Stored entries
____

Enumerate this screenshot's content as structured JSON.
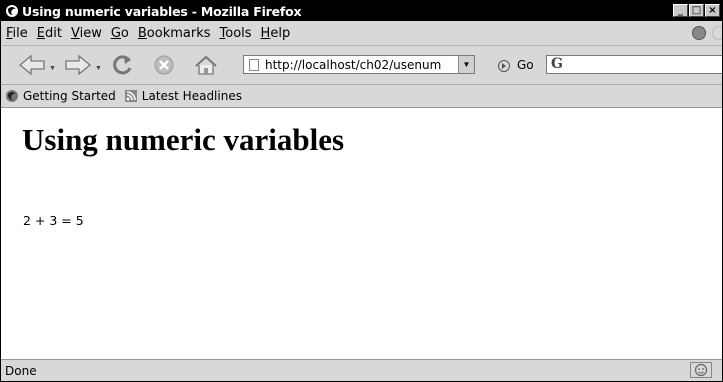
{
  "window": {
    "title": "Using numeric variables - Mozilla Firefox"
  },
  "menubar": {
    "items": [
      {
        "label": "File",
        "key": "F",
        "rest": "ile"
      },
      {
        "label": "Edit",
        "key": "E",
        "rest": "dit"
      },
      {
        "label": "View",
        "key": "V",
        "rest": "iew"
      },
      {
        "label": "Go",
        "key": "G",
        "rest": "o"
      },
      {
        "label": "Bookmarks",
        "key": "B",
        "rest": "ookmarks"
      },
      {
        "label": "Tools",
        "key": "T",
        "rest": "ools"
      },
      {
        "label": "Help",
        "key": "H",
        "rest": "elp"
      }
    ]
  },
  "navbar": {
    "url": "http://localhost/ch02/usenum",
    "go_label": "Go",
    "search_placeholder": "G"
  },
  "bookmarks": {
    "items": [
      {
        "label": "Getting Started",
        "icon": "firefox-icon"
      },
      {
        "label": "Latest Headlines",
        "icon": "rss-feed-icon"
      }
    ]
  },
  "content": {
    "heading": "Using numeric variables",
    "result": "2 + 3 = 5"
  },
  "status": {
    "text": "Done"
  }
}
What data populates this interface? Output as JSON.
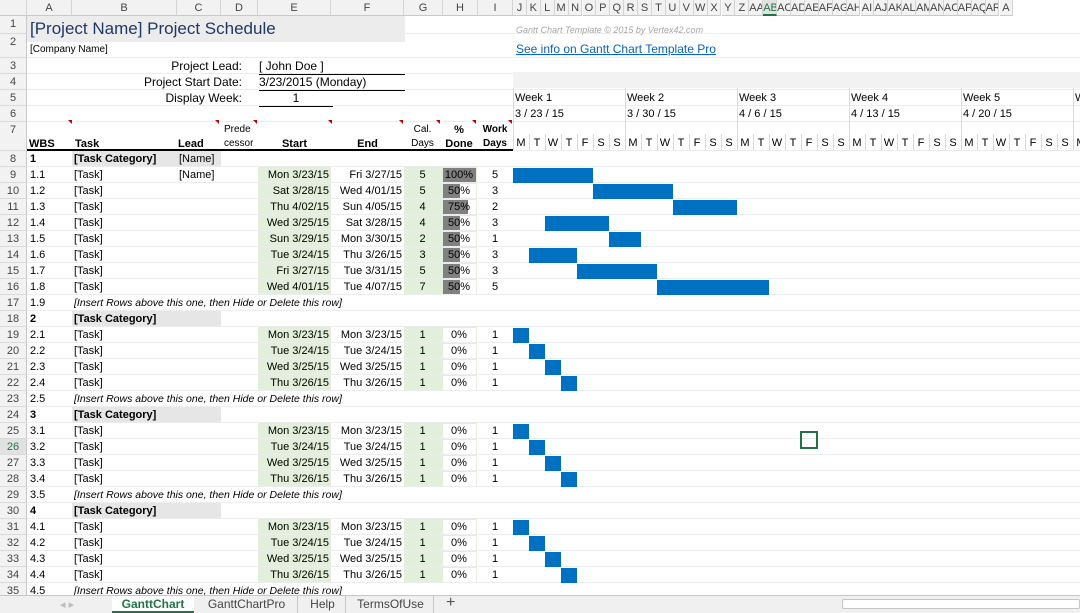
{
  "columns": [
    "A",
    "B",
    "C",
    "D",
    "E",
    "F",
    "G",
    "H",
    "I",
    "J",
    "K",
    "L",
    "M",
    "N",
    "O",
    "P",
    "Q",
    "R",
    "S",
    "T",
    "U",
    "V",
    "W",
    "X",
    "Y",
    "Z",
    "AA",
    "AB",
    "AC",
    "AD",
    "AE",
    "AF",
    "AG",
    "AH",
    "AI",
    "AJ",
    "AK",
    "AL",
    "AM",
    "AN",
    "AC",
    "AP",
    "AQ",
    "AR",
    "A"
  ],
  "selected_column": "AB",
  "selected_row": "26",
  "title": "[Project Name] Project Schedule",
  "company": "[Company Name]",
  "copyright": "Gantt Chart Template © 2015 by Vertex42.com",
  "info_link": "See info on Gantt Chart Template Pro",
  "labels": {
    "lead": "Project Lead:",
    "start": "Project Start Date:",
    "week": "Display Week:"
  },
  "values": {
    "lead": "[ John Doe ]",
    "start": "3/23/2015 (Monday)",
    "week": "1"
  },
  "weeks": [
    {
      "label": "Week 1",
      "date": "3 / 23 / 15"
    },
    {
      "label": "Week 2",
      "date": "3 / 30 / 15"
    },
    {
      "label": "Week 3",
      "date": "4 / 6 / 15"
    },
    {
      "label": "Week 4",
      "date": "4 / 13 / 15"
    },
    {
      "label": "Week 5",
      "date": "4 / 20 / 15"
    },
    {
      "label": "W",
      "date": ""
    }
  ],
  "day_letters": [
    "M",
    "T",
    "W",
    "T",
    "F",
    "S",
    "S",
    "M",
    "T",
    "W",
    "T",
    "F",
    "S",
    "S",
    "M",
    "T",
    "W",
    "T",
    "F",
    "S",
    "S",
    "M",
    "T",
    "W",
    "T",
    "F",
    "S",
    "S",
    "M",
    "T",
    "W",
    "T",
    "F",
    "S",
    "S",
    "M"
  ],
  "headers": {
    "wbs": "WBS",
    "task": "Task",
    "lead": "Lead",
    "pred1": "Prede",
    "pred2": "cessor",
    "start": "Start",
    "end": "End",
    "cal1": "Cal.",
    "cal2": "Days",
    "pct1": "%",
    "pct2": "Done",
    "work1": "Work",
    "work2": "Days"
  },
  "rows": [
    {
      "n": "8",
      "kind": "cat",
      "wbs": "1",
      "task": "[Task Category]",
      "lead": "[Name]"
    },
    {
      "n": "9",
      "kind": "task",
      "wbs": "1.1",
      "task": "[Task]",
      "lead": "[Name]",
      "start": "Mon 3/23/15",
      "end": "Fri 3/27/15",
      "cal": "5",
      "pct": "100%",
      "pct_value": 100,
      "work": "5",
      "bar_start": 0,
      "bar_days": 5
    },
    {
      "n": "10",
      "kind": "task",
      "wbs": "1.2",
      "task": "[Task]",
      "lead": "",
      "start": "Sat 3/28/15",
      "end": "Wed 4/01/15",
      "cal": "5",
      "pct": "50%",
      "pct_value": 50,
      "work": "3",
      "bar_start": 5,
      "bar_days": 5
    },
    {
      "n": "11",
      "kind": "task",
      "wbs": "1.3",
      "task": "[Task]",
      "lead": "",
      "start": "Thu 4/02/15",
      "end": "Sun 4/05/15",
      "cal": "4",
      "pct": "75%",
      "pct_value": 75,
      "work": "2",
      "bar_start": 10,
      "bar_days": 4
    },
    {
      "n": "12",
      "kind": "task",
      "wbs": "1.4",
      "task": "[Task]",
      "lead": "",
      "start": "Wed 3/25/15",
      "end": "Sat 3/28/15",
      "cal": "4",
      "pct": "50%",
      "pct_value": 50,
      "work": "3",
      "bar_start": 2,
      "bar_days": 4
    },
    {
      "n": "13",
      "kind": "task",
      "wbs": "1.5",
      "task": "[Task]",
      "lead": "",
      "start": "Sun 3/29/15",
      "end": "Mon 3/30/15",
      "cal": "2",
      "pct": "50%",
      "pct_value": 50,
      "work": "1",
      "bar_start": 6,
      "bar_days": 2
    },
    {
      "n": "14",
      "kind": "task",
      "wbs": "1.6",
      "task": "[Task]",
      "lead": "",
      "start": "Tue 3/24/15",
      "end": "Thu 3/26/15",
      "cal": "3",
      "pct": "50%",
      "pct_value": 50,
      "work": "3",
      "bar_start": 1,
      "bar_days": 3
    },
    {
      "n": "15",
      "kind": "task",
      "wbs": "1.7",
      "task": "[Task]",
      "lead": "",
      "start": "Fri 3/27/15",
      "end": "Tue 3/31/15",
      "cal": "5",
      "pct": "50%",
      "pct_value": 50,
      "work": "3",
      "bar_start": 4,
      "bar_days": 5
    },
    {
      "n": "16",
      "kind": "task",
      "wbs": "1.8",
      "task": "[Task]",
      "lead": "",
      "start": "Wed 4/01/15",
      "end": "Tue 4/07/15",
      "cal": "7",
      "pct": "50%",
      "pct_value": 50,
      "work": "5",
      "bar_start": 9,
      "bar_days": 7
    },
    {
      "n": "17",
      "kind": "insert",
      "wbs": "1.9",
      "task": "[Insert Rows above this one, then Hide or Delete this row]"
    },
    {
      "n": "18",
      "kind": "cat",
      "wbs": "2",
      "task": "[Task Category]",
      "lead": ""
    },
    {
      "n": "19",
      "kind": "task",
      "wbs": "2.1",
      "task": "[Task]",
      "lead": "",
      "start": "Mon 3/23/15",
      "end": "Mon 3/23/15",
      "cal": "1",
      "pct": "0%",
      "pct_value": 0,
      "work": "1",
      "bar_start": 0,
      "bar_days": 1
    },
    {
      "n": "20",
      "kind": "task",
      "wbs": "2.2",
      "task": "[Task]",
      "lead": "",
      "start": "Tue 3/24/15",
      "end": "Tue 3/24/15",
      "cal": "1",
      "pct": "0%",
      "pct_value": 0,
      "work": "1",
      "bar_start": 1,
      "bar_days": 1
    },
    {
      "n": "21",
      "kind": "task",
      "wbs": "2.3",
      "task": "[Task]",
      "lead": "",
      "start": "Wed 3/25/15",
      "end": "Wed 3/25/15",
      "cal": "1",
      "pct": "0%",
      "pct_value": 0,
      "work": "1",
      "bar_start": 2,
      "bar_days": 1
    },
    {
      "n": "22",
      "kind": "task",
      "wbs": "2.4",
      "task": "[Task]",
      "lead": "",
      "start": "Thu 3/26/15",
      "end": "Thu 3/26/15",
      "cal": "1",
      "pct": "0%",
      "pct_value": 0,
      "work": "1",
      "bar_start": 3,
      "bar_days": 1
    },
    {
      "n": "23",
      "kind": "insert",
      "wbs": "2.5",
      "task": "[Insert Rows above this one, then Hide or Delete this row]"
    },
    {
      "n": "24",
      "kind": "cat",
      "wbs": "3",
      "task": "[Task Category]",
      "lead": ""
    },
    {
      "n": "25",
      "kind": "task",
      "wbs": "3.1",
      "task": "[Task]",
      "lead": "",
      "start": "Mon 3/23/15",
      "end": "Mon 3/23/15",
      "cal": "1",
      "pct": "0%",
      "pct_value": 0,
      "work": "1",
      "bar_start": 0,
      "bar_days": 1
    },
    {
      "n": "26",
      "kind": "task",
      "wbs": "3.2",
      "task": "[Task]",
      "lead": "",
      "start": "Tue 3/24/15",
      "end": "Tue 3/24/15",
      "cal": "1",
      "pct": "0%",
      "pct_value": 0,
      "work": "1",
      "bar_start": 1,
      "bar_days": 1
    },
    {
      "n": "27",
      "kind": "task",
      "wbs": "3.3",
      "task": "[Task]",
      "lead": "",
      "start": "Wed 3/25/15",
      "end": "Wed 3/25/15",
      "cal": "1",
      "pct": "0%",
      "pct_value": 0,
      "work": "1",
      "bar_start": 2,
      "bar_days": 1
    },
    {
      "n": "28",
      "kind": "task",
      "wbs": "3.4",
      "task": "[Task]",
      "lead": "",
      "start": "Thu 3/26/15",
      "end": "Thu 3/26/15",
      "cal": "1",
      "pct": "0%",
      "pct_value": 0,
      "work": "1",
      "bar_start": 3,
      "bar_days": 1
    },
    {
      "n": "29",
      "kind": "insert",
      "wbs": "3.5",
      "task": "[Insert Rows above this one, then Hide or Delete this row]"
    },
    {
      "n": "30",
      "kind": "cat",
      "wbs": "4",
      "task": "[Task Category]",
      "lead": ""
    },
    {
      "n": "31",
      "kind": "task",
      "wbs": "4.1",
      "task": "[Task]",
      "lead": "",
      "start": "Mon 3/23/15",
      "end": "Mon 3/23/15",
      "cal": "1",
      "pct": "0%",
      "pct_value": 0,
      "work": "1",
      "bar_start": 0,
      "bar_days": 1
    },
    {
      "n": "32",
      "kind": "task",
      "wbs": "4.2",
      "task": "[Task]",
      "lead": "",
      "start": "Tue 3/24/15",
      "end": "Tue 3/24/15",
      "cal": "1",
      "pct": "0%",
      "pct_value": 0,
      "work": "1",
      "bar_start": 1,
      "bar_days": 1
    },
    {
      "n": "33",
      "kind": "task",
      "wbs": "4.3",
      "task": "[Task]",
      "lead": "",
      "start": "Wed 3/25/15",
      "end": "Wed 3/25/15",
      "cal": "1",
      "pct": "0%",
      "pct_value": 0,
      "work": "1",
      "bar_start": 2,
      "bar_days": 1
    },
    {
      "n": "34",
      "kind": "task",
      "wbs": "4.4",
      "task": "[Task]",
      "lead": "",
      "start": "Thu 3/26/15",
      "end": "Thu 3/26/15",
      "cal": "1",
      "pct": "0%",
      "pct_value": 0,
      "work": "1",
      "bar_start": 3,
      "bar_days": 1
    },
    {
      "n": "35",
      "kind": "insert",
      "wbs": "4.5",
      "task": "[Insert Rows above this one, then Hide or Delete this row]"
    }
  ],
  "tabs": [
    {
      "label": "GanttChart",
      "active": true
    },
    {
      "label": "GanttChartPro",
      "active": false
    },
    {
      "label": "Help",
      "active": false
    },
    {
      "label": "TermsOfUse",
      "active": false
    }
  ],
  "add_sheet": "+",
  "sheet_nav": "◂ ▸",
  "colors": {
    "bar": "#0070c0",
    "title": "#1f3864",
    "selection": "#217346",
    "task_fill": "#e2efda",
    "category_fill": "#e7e6e6"
  }
}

____

▸ WHAT IS NEEDED: Scan the listing above for the word "rest" and copy every line that holds it.

▸ SOLUTION TO THE EXERCISE:
        "rest": "ile"
        "rest": "dit"
        "rest": "iew"
        "rest": "o"
        "rest": "ookmarks"
        "rest": "ools"
        "rest": "elp"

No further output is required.